[Begin]

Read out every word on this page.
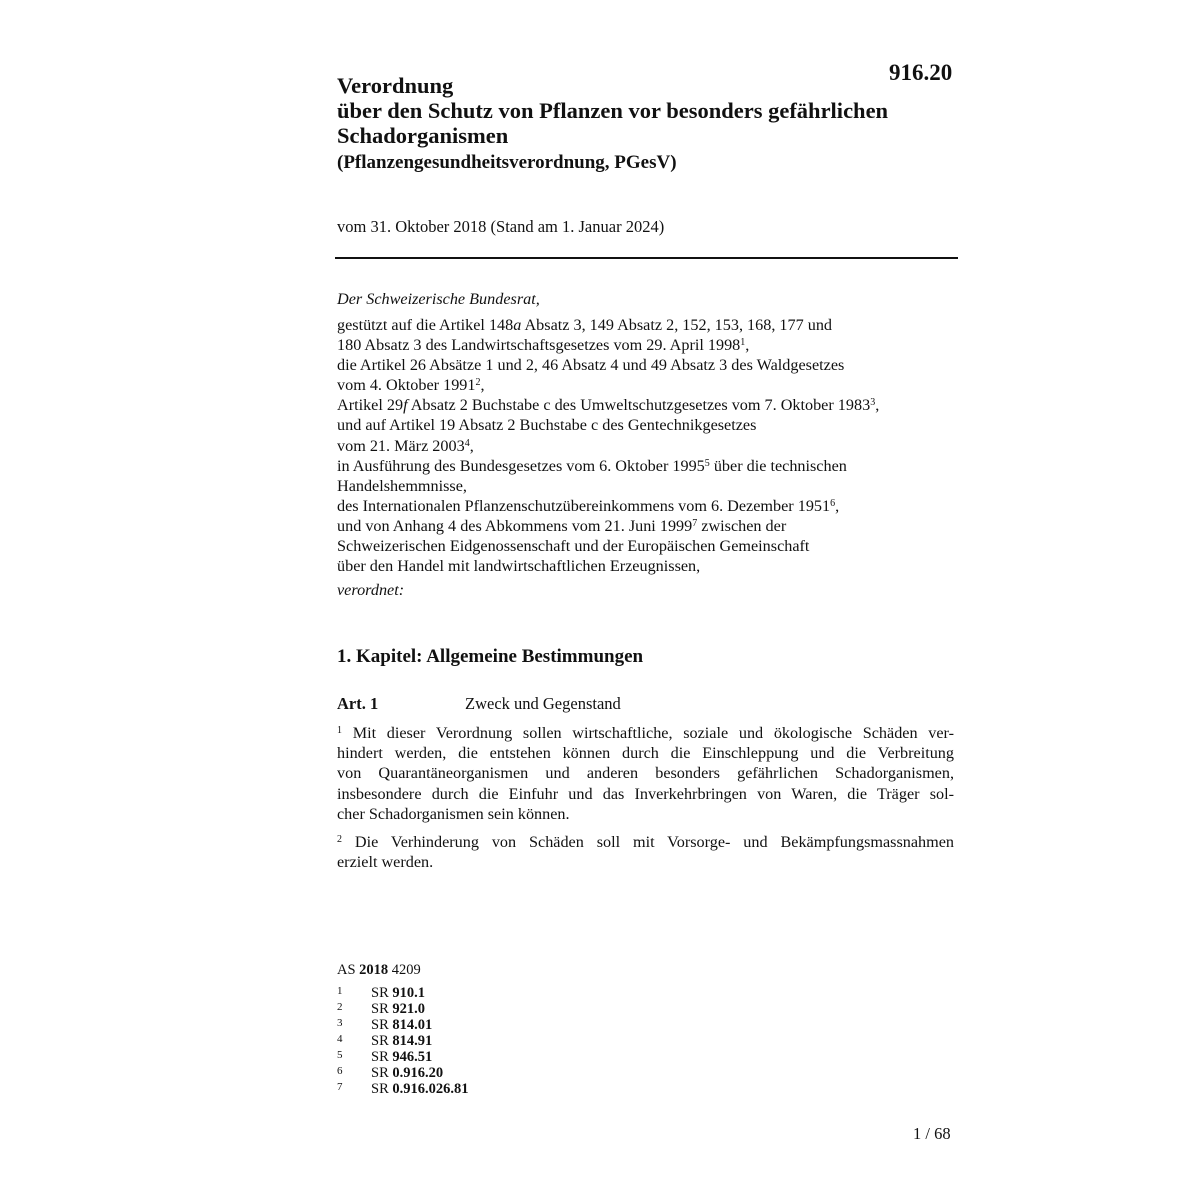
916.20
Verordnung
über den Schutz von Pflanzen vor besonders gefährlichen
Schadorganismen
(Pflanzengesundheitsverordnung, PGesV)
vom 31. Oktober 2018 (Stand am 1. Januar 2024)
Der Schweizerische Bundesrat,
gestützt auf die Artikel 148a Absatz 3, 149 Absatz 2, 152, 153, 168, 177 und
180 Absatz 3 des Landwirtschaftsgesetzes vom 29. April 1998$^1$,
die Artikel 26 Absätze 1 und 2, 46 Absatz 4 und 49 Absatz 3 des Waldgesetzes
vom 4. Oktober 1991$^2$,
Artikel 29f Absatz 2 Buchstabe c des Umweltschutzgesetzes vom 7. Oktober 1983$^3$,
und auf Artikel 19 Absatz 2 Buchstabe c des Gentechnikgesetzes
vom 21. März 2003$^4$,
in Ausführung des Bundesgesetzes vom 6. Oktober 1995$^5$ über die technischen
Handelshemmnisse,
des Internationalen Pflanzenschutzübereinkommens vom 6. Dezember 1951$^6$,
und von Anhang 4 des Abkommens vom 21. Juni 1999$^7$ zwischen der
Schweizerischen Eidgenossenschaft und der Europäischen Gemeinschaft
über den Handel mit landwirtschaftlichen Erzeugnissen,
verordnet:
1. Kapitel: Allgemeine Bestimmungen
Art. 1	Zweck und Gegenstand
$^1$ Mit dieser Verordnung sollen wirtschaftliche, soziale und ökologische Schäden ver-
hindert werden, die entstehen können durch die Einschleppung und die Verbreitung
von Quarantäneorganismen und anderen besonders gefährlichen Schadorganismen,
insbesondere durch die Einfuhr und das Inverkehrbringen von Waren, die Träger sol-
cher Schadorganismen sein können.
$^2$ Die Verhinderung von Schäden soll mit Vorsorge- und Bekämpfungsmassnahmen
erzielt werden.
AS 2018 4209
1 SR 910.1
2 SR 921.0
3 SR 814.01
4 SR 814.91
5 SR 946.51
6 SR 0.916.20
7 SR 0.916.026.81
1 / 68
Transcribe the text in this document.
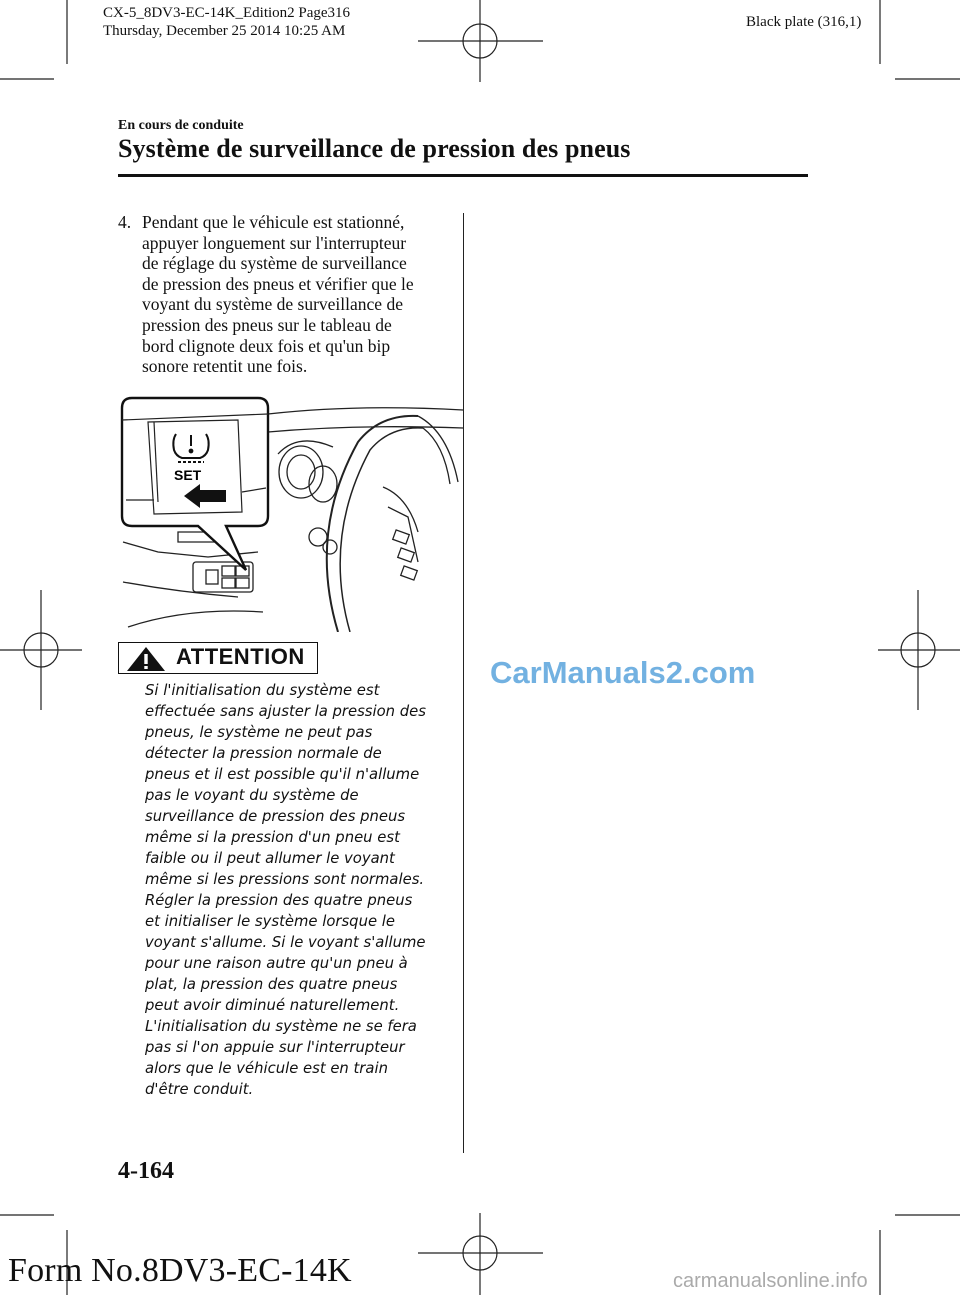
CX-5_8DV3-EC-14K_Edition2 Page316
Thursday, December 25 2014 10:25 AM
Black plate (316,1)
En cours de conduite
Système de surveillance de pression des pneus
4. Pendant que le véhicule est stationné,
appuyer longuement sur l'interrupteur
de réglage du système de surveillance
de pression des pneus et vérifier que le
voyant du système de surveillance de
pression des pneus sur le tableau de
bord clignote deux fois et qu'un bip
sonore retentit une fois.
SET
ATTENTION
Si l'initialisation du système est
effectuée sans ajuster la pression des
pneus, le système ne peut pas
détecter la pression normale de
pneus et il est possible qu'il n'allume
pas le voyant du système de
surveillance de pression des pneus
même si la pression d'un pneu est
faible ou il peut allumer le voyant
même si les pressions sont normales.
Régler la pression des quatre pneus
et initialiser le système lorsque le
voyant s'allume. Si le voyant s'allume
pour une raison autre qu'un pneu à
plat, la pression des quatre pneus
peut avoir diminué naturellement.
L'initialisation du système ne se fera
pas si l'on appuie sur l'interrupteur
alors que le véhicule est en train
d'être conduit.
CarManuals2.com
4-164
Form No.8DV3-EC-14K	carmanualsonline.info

[End]

## Exercise description
Repeat the data exactly, without the pictures.

## Response
Read out every word on this page.
916.20
Verordnung
über den Schutz von Pflanzen vor besonders gefährlichen
Schadorganismen
(Pflanzengesundheitsverordnung, PGesV)
vom 31. Oktober 2018 (Stand am 1. Januar 2024)
Der Schweizerische Bundesrat,
gestützt auf die Artikel 148a Absatz 3, 149 Absatz 2, 152, 153, 168, 177 und
180 Absatz 3 des Landwirtschaftsgesetzes vom 29. April 1998$^1$,
die Artikel 26 Absätze 1 und 2, 46 Absatz 4 und 49 Absatz 3 des Waldgesetzes
vom 4. Oktober 1991$^2$,
Artikel 29f Absatz 2 Buchstabe c des Umweltschutzgesetzes vom 7. Oktober 1983$^3$,
und auf Artikel 19 Absatz 2 Buchstabe c des Gentechnikgesetzes
vom 21. März 2003$^4$,
in Ausführung des Bundesgesetzes vom 6. Oktober 1995$^5$ über die technischen
Handelshemmnisse,
des Internationalen Pflanzenschutzübereinkommens vom 6. Dezember 1951$^6$,
und von Anhang 4 des Abkommens vom 21. Juni 1999$^7$ zwischen der
Schweizerischen Eidgenossenschaft und der Europäischen Gemeinschaft
über den Handel mit landwirtschaftlichen Erzeugnissen,
verordnet:
1. Kapitel: Allgemeine Bestimmungen
Art. 1	Zweck und Gegenstand
$^1$ Mit dieser Verordnung sollen wirtschaftliche, soziale und ökologische Schäden ver-
hindert werden, die entstehen können durch die Einschleppung und die Verbreitung
von Quarantäneorganismen und anderen besonders gefährlichen Schadorganismen,
insbesondere durch die Einfuhr und das Inverkehrbringen von Waren, die Träger sol-
cher Schadorganismen sein können.
$^2$ Die Verhinderung von Schäden soll mit Vorsorge- und Bekämpfungsmassnahmen
erzielt werden.
AS 2018 4209
1 SR 910.1
2 SR 921.0
3 SR 814.01
4 SR 814.91
5 SR 946.51
6 SR 0.916.20
7 SR 0.916.026.81
1 / 68
Transcribe the text in this document.
CX-5_8DV3-EC-14K_Edition2 Page316
Thursday, December 25 2014 10:25 AM
Black plate (316,1)
En cours de conduite
Système de surveillance de pression des pneus
4. Pendant que le véhicule est stationné,
appuyer longuement sur l'interrupteur
de réglage du système de surveillance
de pression des pneus et vérifier que le
voyant du système de surveillance de
pression des pneus sur le tableau de
bord clignote deux fois et qu'un bip
sonore retentit une fois.
SET
ATTENTION
Si l'initialisation du système est
effectuée sans ajuster la pression des
pneus, le système ne peut pas
détecter la pression normale de
pneus et il est possible qu'il n'allume
pas le voyant du système de
surveillance de pression des pneus
même si la pression d'un pneu est
faible ou il peut allumer le voyant
même si les pressions sont normales.
Régler la pression des quatre pneus
et initialiser le système lorsque le
voyant s'allume. Si le voyant s'allume
pour une raison autre qu'un pneu à
plat, la pression des quatre pneus
peut avoir diminué naturellement.
L'initialisation du système ne se fera
pas si l'on appuie sur l'interrupteur
alors que le véhicule est en train
d'être conduit.
CarManuals2.com
4-164
Form No.8DV3-EC-14K	carmanualsonline.info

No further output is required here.